Stored data:
>>>>>

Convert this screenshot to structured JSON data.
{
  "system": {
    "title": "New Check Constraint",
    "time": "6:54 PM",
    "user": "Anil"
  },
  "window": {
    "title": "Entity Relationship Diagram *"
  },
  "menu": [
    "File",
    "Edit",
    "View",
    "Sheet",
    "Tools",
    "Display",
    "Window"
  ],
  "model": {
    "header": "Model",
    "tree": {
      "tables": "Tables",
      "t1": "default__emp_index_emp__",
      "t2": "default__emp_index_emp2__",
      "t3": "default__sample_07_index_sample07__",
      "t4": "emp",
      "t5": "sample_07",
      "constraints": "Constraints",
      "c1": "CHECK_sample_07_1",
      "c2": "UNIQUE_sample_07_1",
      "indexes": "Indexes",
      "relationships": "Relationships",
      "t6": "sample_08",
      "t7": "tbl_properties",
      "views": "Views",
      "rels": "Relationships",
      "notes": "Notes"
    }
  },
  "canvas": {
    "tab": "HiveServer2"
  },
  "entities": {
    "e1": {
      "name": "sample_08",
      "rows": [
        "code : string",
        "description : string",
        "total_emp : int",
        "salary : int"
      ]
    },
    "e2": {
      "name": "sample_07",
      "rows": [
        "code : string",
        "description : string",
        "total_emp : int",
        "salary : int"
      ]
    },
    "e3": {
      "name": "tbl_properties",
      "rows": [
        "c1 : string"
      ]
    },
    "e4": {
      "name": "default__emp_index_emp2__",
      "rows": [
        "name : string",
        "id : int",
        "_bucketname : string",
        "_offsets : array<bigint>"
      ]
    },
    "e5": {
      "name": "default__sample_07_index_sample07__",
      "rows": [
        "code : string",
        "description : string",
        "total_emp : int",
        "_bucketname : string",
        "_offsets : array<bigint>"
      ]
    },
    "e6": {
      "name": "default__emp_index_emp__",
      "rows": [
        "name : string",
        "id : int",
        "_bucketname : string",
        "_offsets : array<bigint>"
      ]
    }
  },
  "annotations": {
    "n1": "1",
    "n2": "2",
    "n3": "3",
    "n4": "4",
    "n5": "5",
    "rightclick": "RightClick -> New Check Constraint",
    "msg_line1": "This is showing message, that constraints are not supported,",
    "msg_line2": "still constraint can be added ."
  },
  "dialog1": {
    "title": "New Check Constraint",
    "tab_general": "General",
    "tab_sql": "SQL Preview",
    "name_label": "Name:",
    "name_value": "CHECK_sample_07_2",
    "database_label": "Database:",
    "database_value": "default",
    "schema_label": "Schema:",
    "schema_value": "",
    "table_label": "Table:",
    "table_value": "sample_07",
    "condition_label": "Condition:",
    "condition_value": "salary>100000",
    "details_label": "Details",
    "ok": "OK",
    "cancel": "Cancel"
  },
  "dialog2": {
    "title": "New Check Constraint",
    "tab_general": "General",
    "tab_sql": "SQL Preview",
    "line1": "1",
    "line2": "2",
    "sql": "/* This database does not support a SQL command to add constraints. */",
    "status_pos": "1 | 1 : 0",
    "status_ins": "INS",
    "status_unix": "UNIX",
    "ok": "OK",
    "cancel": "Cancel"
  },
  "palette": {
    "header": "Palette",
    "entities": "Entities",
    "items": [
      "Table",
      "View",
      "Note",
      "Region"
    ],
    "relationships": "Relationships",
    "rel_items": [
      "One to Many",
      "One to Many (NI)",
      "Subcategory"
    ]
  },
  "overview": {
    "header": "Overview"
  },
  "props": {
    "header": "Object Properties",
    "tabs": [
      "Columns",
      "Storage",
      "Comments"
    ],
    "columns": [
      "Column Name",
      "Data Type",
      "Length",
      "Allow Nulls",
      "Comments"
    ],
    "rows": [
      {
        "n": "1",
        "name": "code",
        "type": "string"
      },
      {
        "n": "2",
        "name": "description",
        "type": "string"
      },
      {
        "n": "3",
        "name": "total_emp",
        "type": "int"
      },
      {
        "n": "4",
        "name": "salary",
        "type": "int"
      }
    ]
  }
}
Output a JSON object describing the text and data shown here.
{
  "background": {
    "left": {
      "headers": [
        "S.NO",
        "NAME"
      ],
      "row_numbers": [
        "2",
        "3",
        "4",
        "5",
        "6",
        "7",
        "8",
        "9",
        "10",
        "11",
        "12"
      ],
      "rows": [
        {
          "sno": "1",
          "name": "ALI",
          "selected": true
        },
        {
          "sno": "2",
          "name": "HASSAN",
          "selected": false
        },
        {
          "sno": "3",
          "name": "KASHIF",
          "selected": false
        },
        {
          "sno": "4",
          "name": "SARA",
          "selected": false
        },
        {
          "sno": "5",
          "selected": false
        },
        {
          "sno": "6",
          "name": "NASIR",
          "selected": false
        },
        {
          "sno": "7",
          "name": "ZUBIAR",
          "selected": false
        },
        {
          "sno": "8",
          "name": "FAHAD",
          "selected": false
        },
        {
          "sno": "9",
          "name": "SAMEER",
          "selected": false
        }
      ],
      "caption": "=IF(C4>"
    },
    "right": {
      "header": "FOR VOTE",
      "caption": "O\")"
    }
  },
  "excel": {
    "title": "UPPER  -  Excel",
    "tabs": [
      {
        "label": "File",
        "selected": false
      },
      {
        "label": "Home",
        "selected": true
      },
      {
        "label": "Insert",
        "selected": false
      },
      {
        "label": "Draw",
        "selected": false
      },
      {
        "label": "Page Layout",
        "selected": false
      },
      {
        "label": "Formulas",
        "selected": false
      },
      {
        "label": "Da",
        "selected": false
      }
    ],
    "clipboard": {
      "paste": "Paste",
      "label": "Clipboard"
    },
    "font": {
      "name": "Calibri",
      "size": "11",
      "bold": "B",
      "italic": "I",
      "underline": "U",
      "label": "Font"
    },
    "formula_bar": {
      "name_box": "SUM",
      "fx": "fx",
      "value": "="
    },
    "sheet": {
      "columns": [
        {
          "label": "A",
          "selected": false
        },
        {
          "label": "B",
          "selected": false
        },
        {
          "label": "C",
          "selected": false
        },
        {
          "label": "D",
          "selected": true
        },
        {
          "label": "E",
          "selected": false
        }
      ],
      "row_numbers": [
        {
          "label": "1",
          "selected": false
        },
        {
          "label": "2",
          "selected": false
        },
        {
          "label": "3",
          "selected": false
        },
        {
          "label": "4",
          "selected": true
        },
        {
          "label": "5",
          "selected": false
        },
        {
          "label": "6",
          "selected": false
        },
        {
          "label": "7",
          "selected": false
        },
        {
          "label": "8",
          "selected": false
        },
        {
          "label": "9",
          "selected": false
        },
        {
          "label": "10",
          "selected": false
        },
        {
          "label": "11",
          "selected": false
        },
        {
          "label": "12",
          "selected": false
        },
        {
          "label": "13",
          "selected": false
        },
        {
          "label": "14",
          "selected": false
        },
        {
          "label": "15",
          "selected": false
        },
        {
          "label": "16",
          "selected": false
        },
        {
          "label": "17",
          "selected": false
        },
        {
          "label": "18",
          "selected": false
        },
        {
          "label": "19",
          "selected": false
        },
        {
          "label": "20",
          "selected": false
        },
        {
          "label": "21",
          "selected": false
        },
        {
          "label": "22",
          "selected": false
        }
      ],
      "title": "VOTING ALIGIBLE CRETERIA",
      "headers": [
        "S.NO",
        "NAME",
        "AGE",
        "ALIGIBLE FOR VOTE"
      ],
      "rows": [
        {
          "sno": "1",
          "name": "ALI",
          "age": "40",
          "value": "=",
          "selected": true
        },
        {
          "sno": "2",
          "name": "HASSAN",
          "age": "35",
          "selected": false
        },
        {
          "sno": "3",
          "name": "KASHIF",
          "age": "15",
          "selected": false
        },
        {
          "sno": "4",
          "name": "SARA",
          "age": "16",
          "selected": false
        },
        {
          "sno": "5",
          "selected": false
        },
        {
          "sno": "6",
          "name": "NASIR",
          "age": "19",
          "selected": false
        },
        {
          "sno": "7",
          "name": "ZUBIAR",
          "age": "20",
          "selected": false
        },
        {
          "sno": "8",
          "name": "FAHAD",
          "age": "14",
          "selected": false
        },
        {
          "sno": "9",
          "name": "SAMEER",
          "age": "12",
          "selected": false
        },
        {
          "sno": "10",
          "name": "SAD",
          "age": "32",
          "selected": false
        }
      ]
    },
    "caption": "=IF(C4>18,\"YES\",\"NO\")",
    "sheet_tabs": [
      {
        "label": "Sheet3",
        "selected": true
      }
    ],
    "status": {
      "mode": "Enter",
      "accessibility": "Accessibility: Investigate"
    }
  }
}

<<<<<

» **WHAT THE TASK ASKS**
In how many lines does the word "Relationships" appear? Respond with the number alone.

» **EXERCISE SOLUTION**
3